TO DO =
1. In the mainbody detection tutorial, which model structure does the lightweight mainbody detection model use?
2. Pick up the mainbody detection tutorial where it stops and continue writing it.

READING PASSAGE =
+++++
Mainbody Detection

The mainbody detection technology is currently a widely used detection technology, which refers to a whole image recognition process of identifying the coordinate position of one or more objects and then cropping down the corresponding area for recognition. Mainbody detection is the first step of the recognition task, which can effectively improve the recognition accuracy.

This tutorial will introduce the technology from three aspects, namely, the datasets, model selection and model training.

Catalogue

1. Dataset
2. Model Selection
- 2.1 Lightweight Mainbody Detection Model
- 2.2 Server-side Mainbody Detection Model
3. Model Training

1. Dataset

The datasets we used for mainbody detection tasks are shown in the following table.

Dataset	Image Number	Image Number Used in Mainbody Detection	Scenarios	Dataset Link
Objects365	170W	6k	General Scenarios	Link
COCO2017	12W	5k	General Scenarios	Link
iCartoonFace	2k	2k	Cartoon Face	Link
LogoDet-3k	3k	2k	Logo	Link
RPC	3k	3k	Product	Link

In the actual training process, all datasets are mixed together. Categories of all the labeled boxes are modified as foreground, and the detection model we trained only contains one category (foreground).

2. Model Selection

There are a wide variety of object detection methods, such as the commonly used two-stage detectors (FasterRCNN series, etc.), single-stage detectors (YOLO, SSD, etc.), anchor-free detectors (FCOS, etc.) and so on. PaddleDetection has its self-developed PP-YOLO models for server-side scenarios and PicoDet models for end-side scenarios (CPU and mobile), which all take the lead in the area.

Build on the studies above, PaddleClas provides lightweight and server-side main body detection models for end-side scenarios and server-side scenarios respectively. The table below presents the average mAP of the 5 datasets and the comparison of their model sizes and inference speed.

Model	Model Structure	Download Link of Pre-trained Model	Download Link of Inference Model	mAP	Size of Inference Model (MB)	Inference Time per Image (preprocessing excluded)(ms)
Lightweight Mainbody Detection Model	PicoDet	Link	Link	40.1%	30.1	29.8
Server-side Mainbody Detection Model	PP-YOLOv2	Link	Link	42.5%	210.5	466.6

Notes:

Detailed information of the CPU of the speed evaluation machine：Intel(R) Xeon(R) Gold 6148 CPU @ 2.40GHz.The speed indicator is the testing result when mkldnn is on and the number of threads is set to 10.
+++++
INFORMATION SHOWN =
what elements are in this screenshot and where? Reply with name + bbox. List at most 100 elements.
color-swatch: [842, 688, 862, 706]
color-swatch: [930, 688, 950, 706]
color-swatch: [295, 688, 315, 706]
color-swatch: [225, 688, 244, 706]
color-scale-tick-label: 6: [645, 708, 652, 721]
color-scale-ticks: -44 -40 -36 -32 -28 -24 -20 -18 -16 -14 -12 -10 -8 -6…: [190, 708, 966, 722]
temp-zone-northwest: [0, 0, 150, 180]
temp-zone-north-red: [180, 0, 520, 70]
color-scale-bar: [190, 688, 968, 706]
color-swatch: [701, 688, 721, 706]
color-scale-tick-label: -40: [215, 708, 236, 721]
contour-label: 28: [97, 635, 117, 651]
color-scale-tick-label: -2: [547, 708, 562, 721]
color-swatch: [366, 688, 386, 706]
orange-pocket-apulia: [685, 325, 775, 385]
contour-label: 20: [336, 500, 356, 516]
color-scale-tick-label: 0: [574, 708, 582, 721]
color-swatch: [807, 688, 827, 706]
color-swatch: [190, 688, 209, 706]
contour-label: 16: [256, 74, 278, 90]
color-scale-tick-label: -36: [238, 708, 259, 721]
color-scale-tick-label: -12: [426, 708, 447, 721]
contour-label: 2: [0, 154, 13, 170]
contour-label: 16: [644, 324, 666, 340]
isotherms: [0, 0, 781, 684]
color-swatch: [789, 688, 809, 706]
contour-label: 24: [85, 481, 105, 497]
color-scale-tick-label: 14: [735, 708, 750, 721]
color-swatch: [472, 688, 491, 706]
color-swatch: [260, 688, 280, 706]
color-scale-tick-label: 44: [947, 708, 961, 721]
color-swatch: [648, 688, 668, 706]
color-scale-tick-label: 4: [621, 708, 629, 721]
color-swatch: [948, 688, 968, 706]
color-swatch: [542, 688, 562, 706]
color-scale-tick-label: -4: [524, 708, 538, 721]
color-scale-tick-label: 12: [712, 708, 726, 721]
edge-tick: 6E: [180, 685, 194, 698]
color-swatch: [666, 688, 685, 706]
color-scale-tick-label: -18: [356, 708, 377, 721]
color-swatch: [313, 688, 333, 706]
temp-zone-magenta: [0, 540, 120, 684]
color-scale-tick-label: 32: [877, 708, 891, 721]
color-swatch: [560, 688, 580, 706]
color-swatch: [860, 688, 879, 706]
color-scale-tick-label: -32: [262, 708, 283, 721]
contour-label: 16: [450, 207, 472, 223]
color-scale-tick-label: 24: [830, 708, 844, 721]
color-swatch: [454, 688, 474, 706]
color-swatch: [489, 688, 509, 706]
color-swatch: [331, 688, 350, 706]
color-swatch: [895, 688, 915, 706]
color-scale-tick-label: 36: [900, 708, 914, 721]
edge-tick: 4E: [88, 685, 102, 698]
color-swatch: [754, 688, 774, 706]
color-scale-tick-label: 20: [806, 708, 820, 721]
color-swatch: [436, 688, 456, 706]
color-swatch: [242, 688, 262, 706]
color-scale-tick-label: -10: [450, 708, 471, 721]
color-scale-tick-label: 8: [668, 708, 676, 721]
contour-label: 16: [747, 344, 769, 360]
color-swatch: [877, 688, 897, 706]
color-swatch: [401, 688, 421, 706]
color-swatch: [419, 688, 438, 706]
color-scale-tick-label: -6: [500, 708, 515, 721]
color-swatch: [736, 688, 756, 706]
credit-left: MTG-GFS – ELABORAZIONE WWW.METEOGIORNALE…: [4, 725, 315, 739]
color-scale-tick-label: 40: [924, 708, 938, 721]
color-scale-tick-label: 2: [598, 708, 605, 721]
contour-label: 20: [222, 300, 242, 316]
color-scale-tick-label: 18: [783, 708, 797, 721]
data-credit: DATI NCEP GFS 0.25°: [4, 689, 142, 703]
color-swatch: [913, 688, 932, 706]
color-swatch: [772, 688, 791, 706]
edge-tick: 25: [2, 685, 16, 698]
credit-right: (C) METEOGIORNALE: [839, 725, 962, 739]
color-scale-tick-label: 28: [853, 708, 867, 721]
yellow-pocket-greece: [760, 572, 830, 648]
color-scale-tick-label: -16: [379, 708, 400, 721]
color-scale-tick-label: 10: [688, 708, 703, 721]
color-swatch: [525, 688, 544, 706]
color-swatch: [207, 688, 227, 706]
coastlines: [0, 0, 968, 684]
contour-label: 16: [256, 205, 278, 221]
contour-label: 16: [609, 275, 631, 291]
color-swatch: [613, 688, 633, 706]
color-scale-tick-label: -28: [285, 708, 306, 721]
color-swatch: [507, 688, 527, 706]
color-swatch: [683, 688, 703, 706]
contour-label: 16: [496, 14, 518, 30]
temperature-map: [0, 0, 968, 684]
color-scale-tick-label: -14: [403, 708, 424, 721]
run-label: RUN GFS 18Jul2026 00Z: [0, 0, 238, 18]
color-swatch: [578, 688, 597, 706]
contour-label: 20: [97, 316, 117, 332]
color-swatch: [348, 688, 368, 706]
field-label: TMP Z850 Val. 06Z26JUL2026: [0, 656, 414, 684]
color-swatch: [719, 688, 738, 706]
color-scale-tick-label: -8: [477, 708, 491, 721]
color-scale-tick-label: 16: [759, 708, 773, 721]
+++++
ANSWERS TO THE PROBLEMS =
1. PicoDet

2.
Mainbody detection has a time-consuming preprocessing procedure, with an average time of about 40 to 55 ms per image in the above machine. Therefore, it is not included in the inference time.

2.1 Lightweight Mainbody Detection Model

PicoDet, introduced by PaddleDetection, is an object detection algorithm applied to CPU or mobile-side scenarios. It integrates the following optimization algorithm.

ATSS
Generalized Focal Loss
Cosine learning rate decay
Cycle-EMA
Lightweight detection head

For more details of optimized PicoDet and benchmark, you can refer to Tutorials of PicoDet Models.

To balance the detection speed and effects in lightweight mainbody detection tasks, we adopt PPLCNet_x2_5 as the backbone of the model and revise the image scale for training and inference to 640x640, with the rest configured the same as picodet_m_shufflenetv2_416_coco.yml. The final detection model is obtained after the training of customized mainbody detection datasets.

2.2 Server-side Mainbody Detection Model

PP-YOLO is proposed by PaddleDetection. It greatly optimizes the yolov3 model from multiple perspectives such as backbone, data augmentation, regularization strategy, loss function, and post-processing. It reaches the state of the art in terms of "speed-precision". The optimization strategy is as follows.

Better backbone: ResNet50vd-DCN
Larger training batch size of 8 GPUs and mini-batch size of 24 on each GPU, which is corresponding to learning rate and the number of iterations.
Drop Block
Exponential Moving Average
IoU Loss
Grid Sensitive
Matrix NMS
CoordConv
Spatial Pyramid Pooling
Better Pre-trained Model

For more information about PP-YOLO, you can refer to PP-YOLO tutorial.

In the mainbody detection task, we use ResNet50vd-DCN as our backbone for better performance. The config file is ppyolov2_r50vd_dcn_365e_coco.yml, in which the dataset path is modified to the customized mainbody detection dataset. The final detection model can be downloaded here.

3. Model Training

This section mainly talks about how to train your own mainbody detection model using PaddleDetection on your own datasets.

3.1 Prepare For the Environment

Download PaddleDetection and install requirements.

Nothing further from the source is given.